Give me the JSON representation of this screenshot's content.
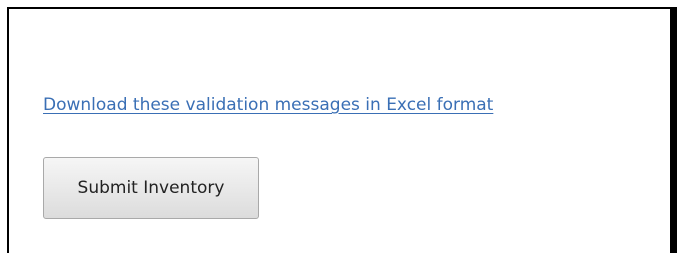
{
  "validation": {
    "download_link_label": "Download these validation messages in Excel format"
  },
  "actions": {
    "submit_label": "Submit Inventory"
  },
  "colors": {
    "link": "#3a6fb5",
    "frame_border": "#000000"
  }
}
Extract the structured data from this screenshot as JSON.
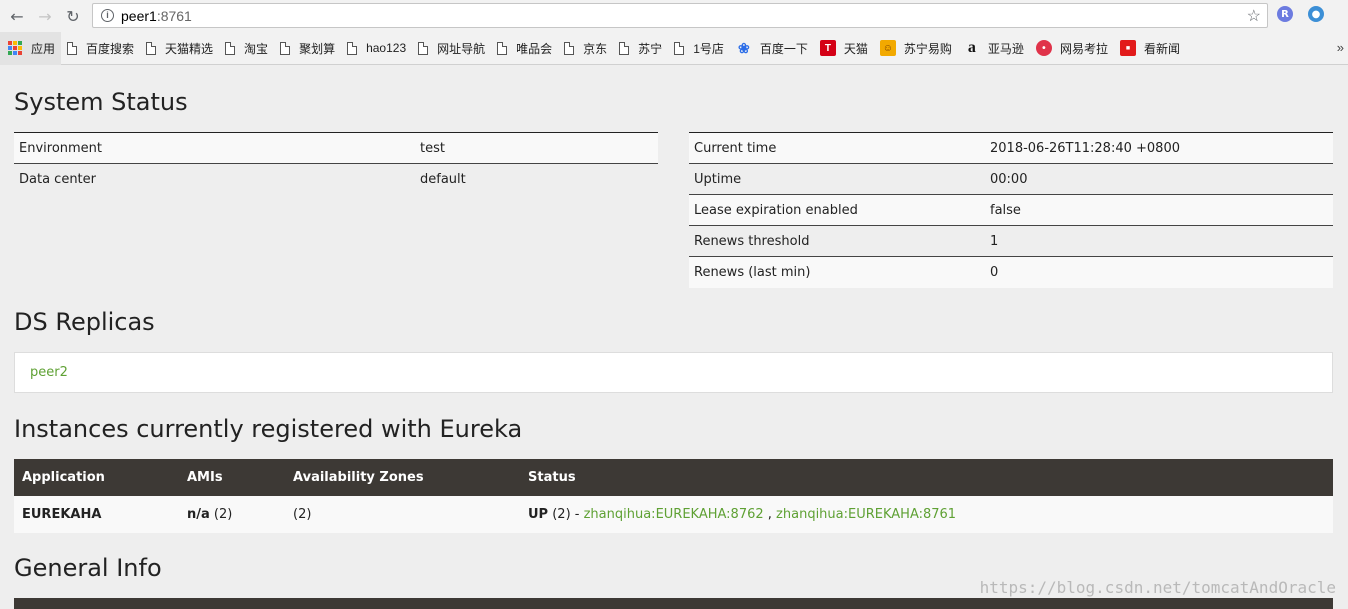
{
  "browser": {
    "url_host": "peer1",
    "url_port": ":8761",
    "bookmarks": [
      {
        "label": "应用",
        "icon": "apps-grid-icon"
      },
      {
        "label": "百度搜索",
        "icon": "page-icon"
      },
      {
        "label": "天猫精选",
        "icon": "page-icon"
      },
      {
        "label": "淘宝",
        "icon": "page-icon"
      },
      {
        "label": "聚划算",
        "icon": "page-icon"
      },
      {
        "label": "hao123",
        "icon": "page-icon"
      },
      {
        "label": "网址导航",
        "icon": "page-icon"
      },
      {
        "label": "唯品会",
        "icon": "page-icon"
      },
      {
        "label": "京东",
        "icon": "page-icon"
      },
      {
        "label": "苏宁",
        "icon": "page-icon"
      },
      {
        "label": "1号店",
        "icon": "page-icon"
      },
      {
        "label": "百度一下",
        "icon": "baidu-paw-icon"
      },
      {
        "label": "天猫",
        "icon": "tmall-icon"
      },
      {
        "label": "苏宁易购",
        "icon": "suning-icon"
      },
      {
        "label": "亚马逊",
        "icon": "amazon-icon"
      },
      {
        "label": "网易考拉",
        "icon": "kaola-icon"
      },
      {
        "label": "看新闻",
        "icon": "toutiao-icon"
      }
    ],
    "more_label": "»"
  },
  "system_status": {
    "title": "System Status",
    "left": [
      {
        "key": "Environment",
        "value": "test"
      },
      {
        "key": "Data center",
        "value": "default"
      }
    ],
    "right": [
      {
        "key": "Current time",
        "value": "2018-06-26T11:28:40 +0800"
      },
      {
        "key": "Uptime",
        "value": "00:00"
      },
      {
        "key": "Lease expiration enabled",
        "value": "false"
      },
      {
        "key": "Renews threshold",
        "value": "1"
      },
      {
        "key": "Renews (last min)",
        "value": "0"
      }
    ]
  },
  "replicas": {
    "title": "DS Replicas",
    "items": [
      "peer2"
    ]
  },
  "instances": {
    "title": "Instances currently registered with Eureka",
    "headers": [
      "Application",
      "AMIs",
      "Availability Zones",
      "Status"
    ],
    "rows": [
      {
        "application": "EUREKAHA",
        "amis_bold": "n/a",
        "amis_count": " (2)",
        "zones": "(2)",
        "status_bold": "UP",
        "status_count": " (2) - ",
        "links": [
          "zhanqihua:EUREKAHA:8762",
          "zhanqihua:EUREKAHA:8761"
        ],
        "link_sep": " , "
      }
    ]
  },
  "general_info": {
    "title": "General Info"
  },
  "watermark": "https://blog.csdn.net/tomcatAndOracle",
  "colors": {
    "link": "#5fa134",
    "table_header": "#3d3935",
    "page_bg": "#eeeeee"
  }
}
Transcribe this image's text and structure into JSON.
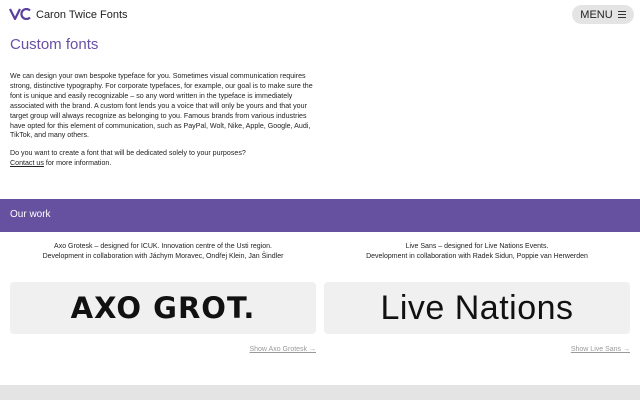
{
  "header": {
    "brand": "Caron Twice Fonts",
    "menu_label": "MENU",
    "logo_icon": "cv-logo-icon",
    "menu_icon": "hamburger-icon"
  },
  "main": {
    "title": "Custom fonts",
    "intro": "We can design your own bespoke typeface for you. Sometimes visual communication requires strong, distinctive typography. For corporate typefaces, for example, our goal is to make sure the font is unique and easily recognizable – so any word written in the typeface is immediately associated with the brand. A custom font lends you a voice that will only be yours and that your target group will always recognize as belonging to you. Famous brands from various industries have opted for this element of communication, such as PayPal, Wolt, Nike, Apple, Google, Audi, TikTok, and many others.",
    "question": "Do you want to create a font that will be dedicated solely to your purposes?",
    "contact_link": "Contact us",
    "contact_suffix": " for more information."
  },
  "our_work": {
    "title": "Our work",
    "items": [
      {
        "caption_line1": "Axo Grotesk – designed for ICUK. Innovation centre of the Usti region.",
        "caption_line2": "Development in collaboration with Jáchym Moravec, Ondřej Klein, Jan Šindler",
        "preview": "AXO GROT.",
        "link": "Show Axo Grotesk →"
      },
      {
        "caption_line1": "Live Sans – designed for Live Nations Events.",
        "caption_line2": "Development in collaboration with Radek Sidun, Poppie van Herwerden",
        "preview": "Live Nations",
        "link": "Show Live Sans →"
      }
    ]
  },
  "colors": {
    "accent": "#6650a0",
    "title": "#6a4fa6",
    "menu_bg": "#e4e4e4",
    "preview_bg": "#f0f0f0"
  }
}
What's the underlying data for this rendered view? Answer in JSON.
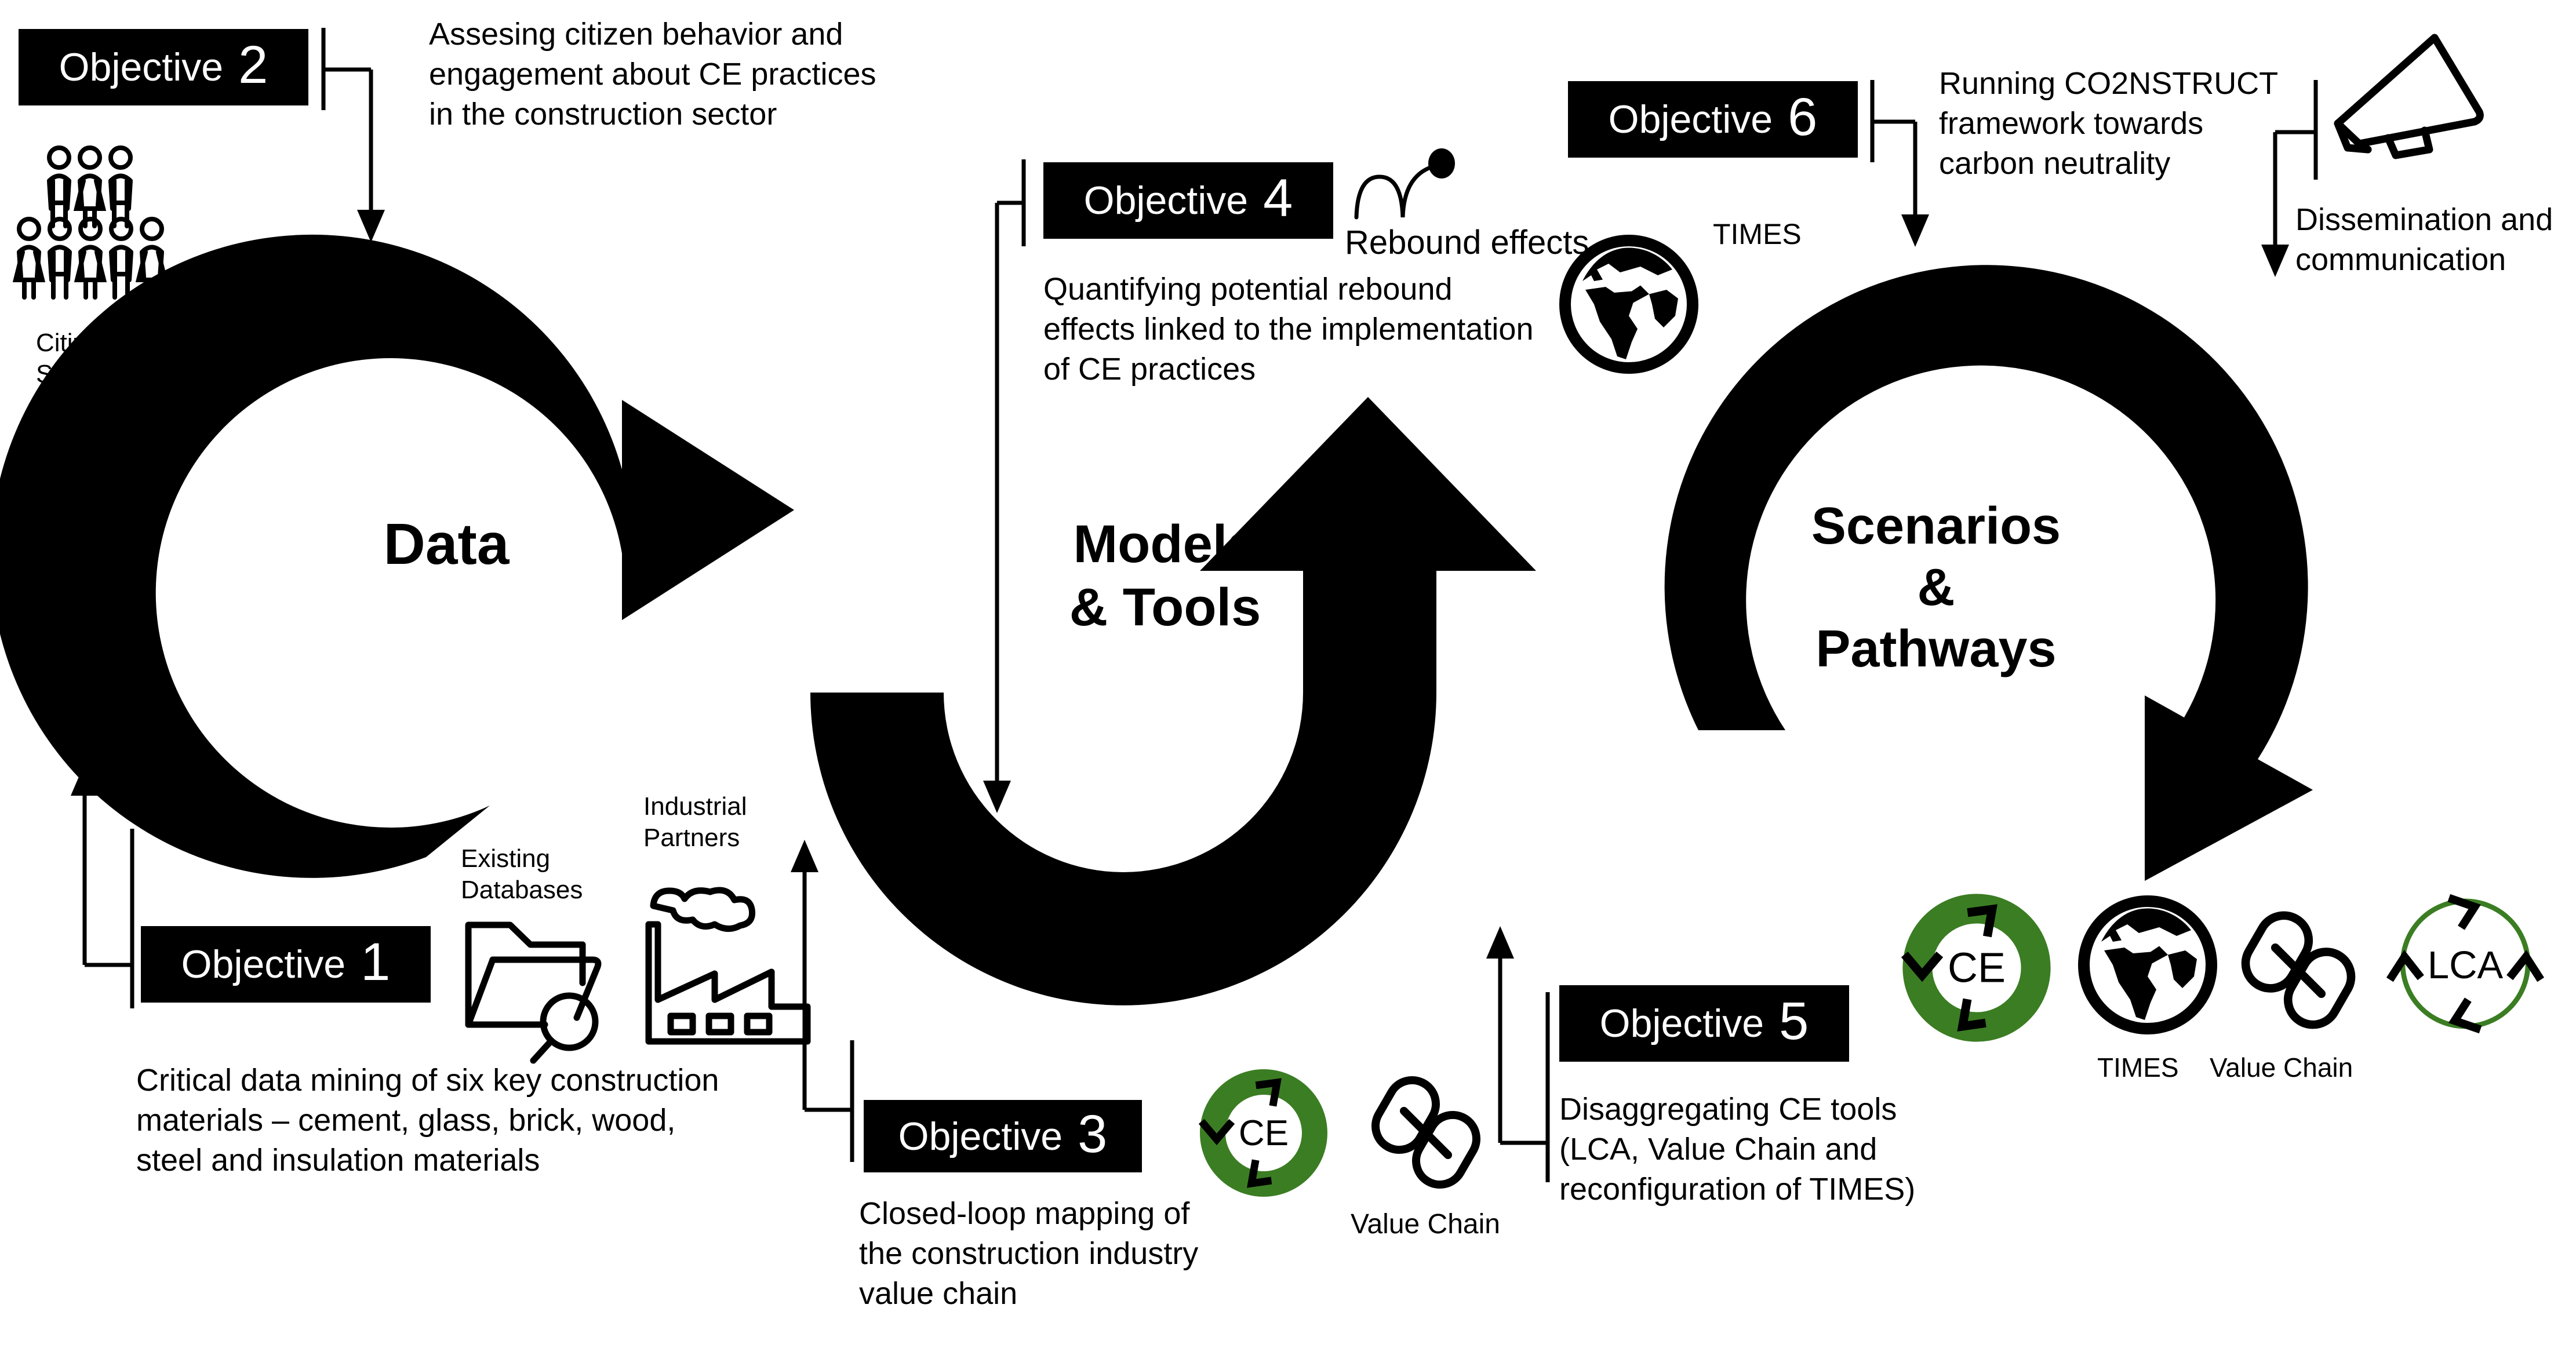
{
  "colors": {
    "black": "#000000",
    "white": "#ffffff",
    "green": "#3b7d23"
  },
  "cycles": [
    {
      "id": "data",
      "title": "Data"
    },
    {
      "id": "models",
      "title": "Models\n& Tools",
      "line1": "Models",
      "line2": "& Tools"
    },
    {
      "id": "scenarios",
      "title": "Scenarios & Pathways",
      "line1": "Scenarios",
      "line2": "&",
      "line3": "Pathways"
    }
  ],
  "objectives": [
    {
      "id": "objective-2",
      "word": "Objective",
      "number": "2",
      "description": "Assesing citizen behavior and engagement about CE practices in the construction sector"
    },
    {
      "id": "objective-4",
      "word": "Objective",
      "number": "4",
      "description": "Quantifying potential rebound effects linked to the implementation of CE practices"
    },
    {
      "id": "objective-6",
      "word": "Objective",
      "number": "6",
      "description": "Running CO2NSTRUCT framework towards carbon neutrality"
    },
    {
      "id": "objective-1",
      "word": "Objective",
      "number": "1",
      "description": "Critical data mining of six key construction materials – cement, glass, brick, wood, steel and insulation materials"
    },
    {
      "id": "objective-3",
      "word": "Objective",
      "number": "3",
      "description": "Closed-loop mapping of the construction industry value chain"
    },
    {
      "id": "objective-5",
      "word": "Objective",
      "number": "5",
      "description": "Disaggregating CE tools (LCA, Value Chain and reconfiguration of TIMES)"
    }
  ],
  "annotations": {
    "dissemination": "Dissemination and communication"
  },
  "icon_labels": {
    "citizen_survey": "Citizen\nSurvey",
    "citizen_survey_l1": "Citizen",
    "citizen_survey_l2": "Survey",
    "existing_databases_l1": "Existing",
    "existing_databases_l2": "Databases",
    "industrial_partners_l1": "Industrial",
    "industrial_partners_l2": "Partners",
    "rebound_effects": "Rebound effects",
    "times_top": "TIMES",
    "times_bottom": "TIMES",
    "value_chain_mid": "Value Chain",
    "value_chain_right": "Value Chain",
    "ce_ring_mid": "CE",
    "ce_ring_right": "CE",
    "lca_ring": "LCA"
  }
}
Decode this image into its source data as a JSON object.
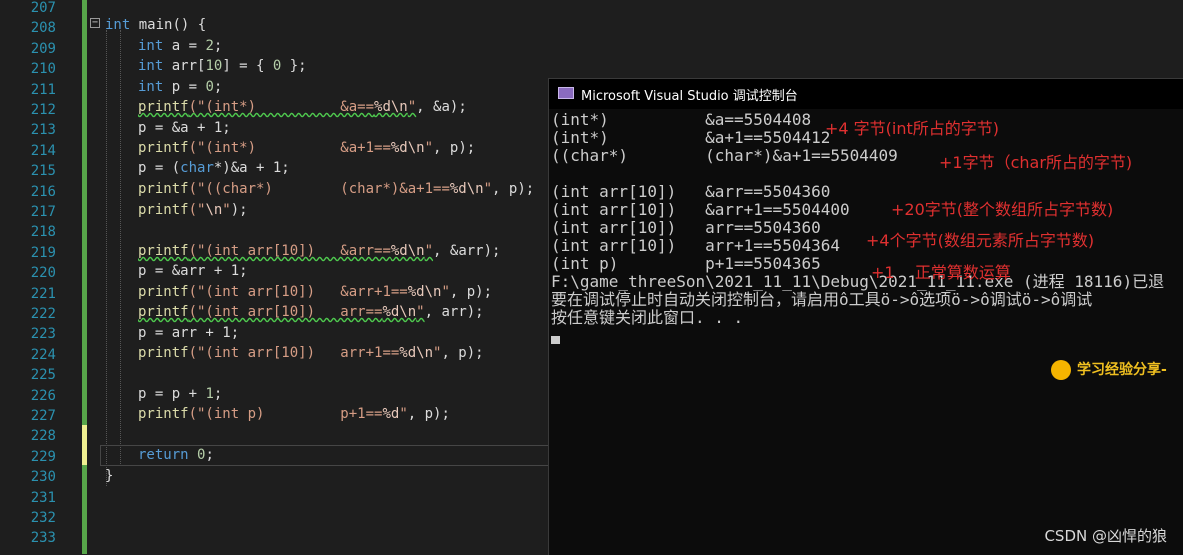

SHORT TASK -
Extract from the data every line where "into" shows up.

OUTPUT OF THE EXERCISE -
Transcribe this image's text and structure into JSON.
Decode this image into its source data as a JSON object.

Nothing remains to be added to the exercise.